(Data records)
+ + + + +

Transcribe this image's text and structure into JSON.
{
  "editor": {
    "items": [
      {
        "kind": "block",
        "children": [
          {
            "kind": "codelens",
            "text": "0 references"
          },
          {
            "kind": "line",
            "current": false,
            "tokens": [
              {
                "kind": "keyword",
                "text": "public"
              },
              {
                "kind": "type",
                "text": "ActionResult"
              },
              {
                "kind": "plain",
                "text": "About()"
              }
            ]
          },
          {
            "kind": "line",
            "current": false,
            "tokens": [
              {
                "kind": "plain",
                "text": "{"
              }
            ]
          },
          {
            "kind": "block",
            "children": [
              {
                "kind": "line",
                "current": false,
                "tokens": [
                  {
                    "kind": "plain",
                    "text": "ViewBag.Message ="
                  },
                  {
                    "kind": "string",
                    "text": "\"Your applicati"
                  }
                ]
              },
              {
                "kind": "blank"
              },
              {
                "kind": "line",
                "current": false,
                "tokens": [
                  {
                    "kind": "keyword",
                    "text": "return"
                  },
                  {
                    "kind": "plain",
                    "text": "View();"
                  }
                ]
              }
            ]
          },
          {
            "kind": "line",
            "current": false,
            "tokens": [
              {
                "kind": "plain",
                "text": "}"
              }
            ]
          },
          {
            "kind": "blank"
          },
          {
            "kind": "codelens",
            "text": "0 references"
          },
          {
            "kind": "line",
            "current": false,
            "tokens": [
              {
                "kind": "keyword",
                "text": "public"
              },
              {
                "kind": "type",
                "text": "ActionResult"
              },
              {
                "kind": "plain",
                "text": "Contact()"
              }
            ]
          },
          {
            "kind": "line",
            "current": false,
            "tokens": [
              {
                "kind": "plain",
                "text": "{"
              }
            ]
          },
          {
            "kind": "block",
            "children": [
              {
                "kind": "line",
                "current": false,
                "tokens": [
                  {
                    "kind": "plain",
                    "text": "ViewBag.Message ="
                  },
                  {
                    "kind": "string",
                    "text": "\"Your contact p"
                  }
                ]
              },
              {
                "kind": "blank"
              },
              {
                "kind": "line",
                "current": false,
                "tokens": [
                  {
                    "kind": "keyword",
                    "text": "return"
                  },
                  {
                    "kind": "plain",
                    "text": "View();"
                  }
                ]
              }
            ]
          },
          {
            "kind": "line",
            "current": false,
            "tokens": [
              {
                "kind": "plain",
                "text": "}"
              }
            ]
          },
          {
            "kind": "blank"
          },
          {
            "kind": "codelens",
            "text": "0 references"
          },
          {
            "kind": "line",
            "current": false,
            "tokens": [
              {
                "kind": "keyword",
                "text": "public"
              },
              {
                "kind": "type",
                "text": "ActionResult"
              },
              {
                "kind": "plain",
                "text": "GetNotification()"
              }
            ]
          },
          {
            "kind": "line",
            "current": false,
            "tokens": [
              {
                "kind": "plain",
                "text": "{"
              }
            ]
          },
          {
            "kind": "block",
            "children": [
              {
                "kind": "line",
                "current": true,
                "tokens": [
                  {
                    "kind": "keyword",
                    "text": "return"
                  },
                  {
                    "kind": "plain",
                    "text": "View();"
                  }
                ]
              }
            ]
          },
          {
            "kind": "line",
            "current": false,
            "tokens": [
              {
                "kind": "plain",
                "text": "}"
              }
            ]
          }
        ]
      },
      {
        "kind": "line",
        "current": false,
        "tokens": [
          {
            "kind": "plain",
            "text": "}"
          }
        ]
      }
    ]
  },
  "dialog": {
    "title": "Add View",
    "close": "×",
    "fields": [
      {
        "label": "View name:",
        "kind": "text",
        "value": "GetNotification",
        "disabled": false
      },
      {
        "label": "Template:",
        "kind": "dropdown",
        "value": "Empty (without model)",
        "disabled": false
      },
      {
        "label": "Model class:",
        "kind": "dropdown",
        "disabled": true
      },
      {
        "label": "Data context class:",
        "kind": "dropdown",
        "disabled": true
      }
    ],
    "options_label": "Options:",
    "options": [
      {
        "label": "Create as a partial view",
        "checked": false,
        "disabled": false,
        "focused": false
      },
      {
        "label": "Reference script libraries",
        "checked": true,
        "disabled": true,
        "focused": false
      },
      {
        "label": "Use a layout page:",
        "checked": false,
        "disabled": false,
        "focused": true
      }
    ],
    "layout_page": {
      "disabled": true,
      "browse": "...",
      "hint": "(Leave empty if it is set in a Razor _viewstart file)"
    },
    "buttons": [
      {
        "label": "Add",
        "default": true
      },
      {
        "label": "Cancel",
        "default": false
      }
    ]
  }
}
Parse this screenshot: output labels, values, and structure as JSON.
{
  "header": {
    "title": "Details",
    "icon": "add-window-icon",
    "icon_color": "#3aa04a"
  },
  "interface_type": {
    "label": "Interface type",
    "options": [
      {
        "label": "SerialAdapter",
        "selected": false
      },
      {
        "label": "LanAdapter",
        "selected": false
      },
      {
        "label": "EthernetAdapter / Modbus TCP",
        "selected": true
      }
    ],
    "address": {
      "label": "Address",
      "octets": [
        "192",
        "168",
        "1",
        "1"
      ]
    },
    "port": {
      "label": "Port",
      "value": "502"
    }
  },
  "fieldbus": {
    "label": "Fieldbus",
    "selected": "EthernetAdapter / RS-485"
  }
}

+ + + + +

» EXERCISE TASK: Copy all the records above precisely.

» EXERCISE RESPONSE:
Transcribe this image's text and structure into JSON.
{
  "editor": {
    "items": [
      {
        "kind": "block",
        "children": [
          {
            "kind": "codelens",
            "text": "0 references"
          },
          {
            "kind": "line",
            "current": false,
            "tokens": [
              {
                "kind": "keyword",
                "text": "public"
              },
              {
                "kind": "type",
                "text": "ActionResult"
              },
              {
                "kind": "plain",
                "text": "About()"
              }
            ]
          },
          {
            "kind": "line",
            "current": false,
            "tokens": [
              {
                "kind": "plain",
                "text": "{"
              }
            ]
          },
          {
            "kind": "block",
            "children": [
              {
                "kind": "line",
                "current": false,
                "tokens": [
                  {
                    "kind": "plain",
                    "text": "ViewBag.Message ="
                  },
                  {
                    "kind": "string",
                    "text": "\"Your applicati"
                  }
                ]
              },
              {
                "kind": "blank"
              },
              {
                "kind": "line",
                "current": false,
                "tokens": [
                  {
                    "kind": "keyword",
                    "text": "return"
                  },
                  {
                    "kind": "plain",
                    "text": "View();"
                  }
                ]
              }
            ]
          },
          {
            "kind": "line",
            "current": false,
            "tokens": [
              {
                "kind": "plain",
                "text": "}"
              }
            ]
          },
          {
            "kind": "blank"
          },
          {
            "kind": "codelens",
            "text": "0 references"
          },
          {
            "kind": "line",
            "current": false,
            "tokens": [
              {
                "kind": "keyword",
                "text": "public"
              },
              {
                "kind": "type",
                "text": "ActionResult"
              },
              {
                "kind": "plain",
                "text": "Contact()"
              }
            ]
          },
          {
            "kind": "line",
            "current": false,
            "tokens": [
              {
                "kind": "plain",
                "text": "{"
              }
            ]
          },
          {
            "kind": "block",
            "children": [
              {
                "kind": "line",
                "current": false,
                "tokens": [
                  {
                    "kind": "plain",
                    "text": "ViewBag.Message ="
                  },
                  {
                    "kind": "string",
                    "text": "\"Your contact p"
                  }
                ]
              },
              {
                "kind": "blank"
              },
              {
                "kind": "line",
                "current": false,
                "tokens": [
                  {
                    "kind": "keyword",
                    "text": "return"
                  },
                  {
                    "kind": "plain",
                    "text": "View();"
                  }
                ]
              }
            ]
          },
          {
            "kind": "line",
            "current": false,
            "tokens": [
              {
                "kind": "plain",
                "text": "}"
              }
            ]
          },
          {
            "kind": "blank"
          },
          {
            "kind": "codelens",
            "text": "0 references"
          },
          {
            "kind": "line",
            "current": false,
            "tokens": [
              {
                "kind": "keyword",
                "text": "public"
              },
              {
                "kind": "type",
                "text": "ActionResult"
              },
              {
                "kind": "plain",
                "text": "GetNotification()"
              }
            ]
          },
          {
            "kind": "line",
            "current": false,
            "tokens": [
              {
                "kind": "plain",
                "text": "{"
              }
            ]
          },
          {
            "kind": "block",
            "children": [
              {
                "kind": "line",
                "current": true,
                "tokens": [
                  {
                    "kind": "keyword",
                    "text": "return"
                  },
                  {
                    "kind": "plain",
                    "text": "View();"
                  }
                ]
              }
            ]
          },
          {
            "kind": "line",
            "current": false,
            "tokens": [
              {
                "kind": "plain",
                "text": "}"
              }
            ]
          }
        ]
      },
      {
        "kind": "line",
        "current": false,
        "tokens": [
          {
            "kind": "plain",
            "text": "}"
          }
        ]
      }
    ]
  },
  "dialog": {
    "title": "Add View",
    "close": "×",
    "fields": [
      {
        "label": "View name:",
        "kind": "text",
        "value": "GetNotification",
        "disabled": false
      },
      {
        "label": "Template:",
        "kind": "dropdown",
        "value": "Empty (without model)",
        "disabled": false
      },
      {
        "label": "Model class:",
        "kind": "dropdown",
        "disabled": true
      },
      {
        "label": "Data context class:",
        "kind": "dropdown",
        "disabled": true
      }
    ],
    "options_label": "Options:",
    "options": [
      {
        "label": "Create as a partial view",
        "checked": false,
        "disabled": false,
        "focused": false
      },
      {
        "label": "Reference script libraries",
        "checked": true,
        "disabled": true,
        "focused": false
      },
      {
        "label": "Use a layout page:",
        "checked": false,
        "disabled": false,
        "focused": true
      }
    ],
    "layout_page": {
      "disabled": true,
      "browse": "...",
      "hint": "(Leave empty if it is set in a Razor _viewstart file)"
    },
    "buttons": [
      {
        "label": "Add",
        "default": true
      },
      {
        "label": "Cancel",
        "default": false
      }
    ]
  }
}
Parse this screenshot: output labels, values, and structure as JSON.
{
  "header": {
    "title": "Details",
    "icon": "add-window-icon",
    "icon_color": "#3aa04a"
  },
  "interface_type": {
    "label": "Interface type",
    "options": [
      {
        "label": "SerialAdapter",
        "selected": false
      },
      {
        "label": "LanAdapter",
        "selected": false
      },
      {
        "label": "EthernetAdapter / Modbus TCP",
        "selected": true
      }
    ],
    "address": {
      "label": "Address",
      "octets": [
        "192",
        "168",
        "1",
        "1"
      ]
    },
    "port": {
      "label": "Port",
      "value": "502"
    }
  },
  "fieldbus": {
    "label": "Fieldbus",
    "selected": "EthernetAdapter / RS-485"
  }
}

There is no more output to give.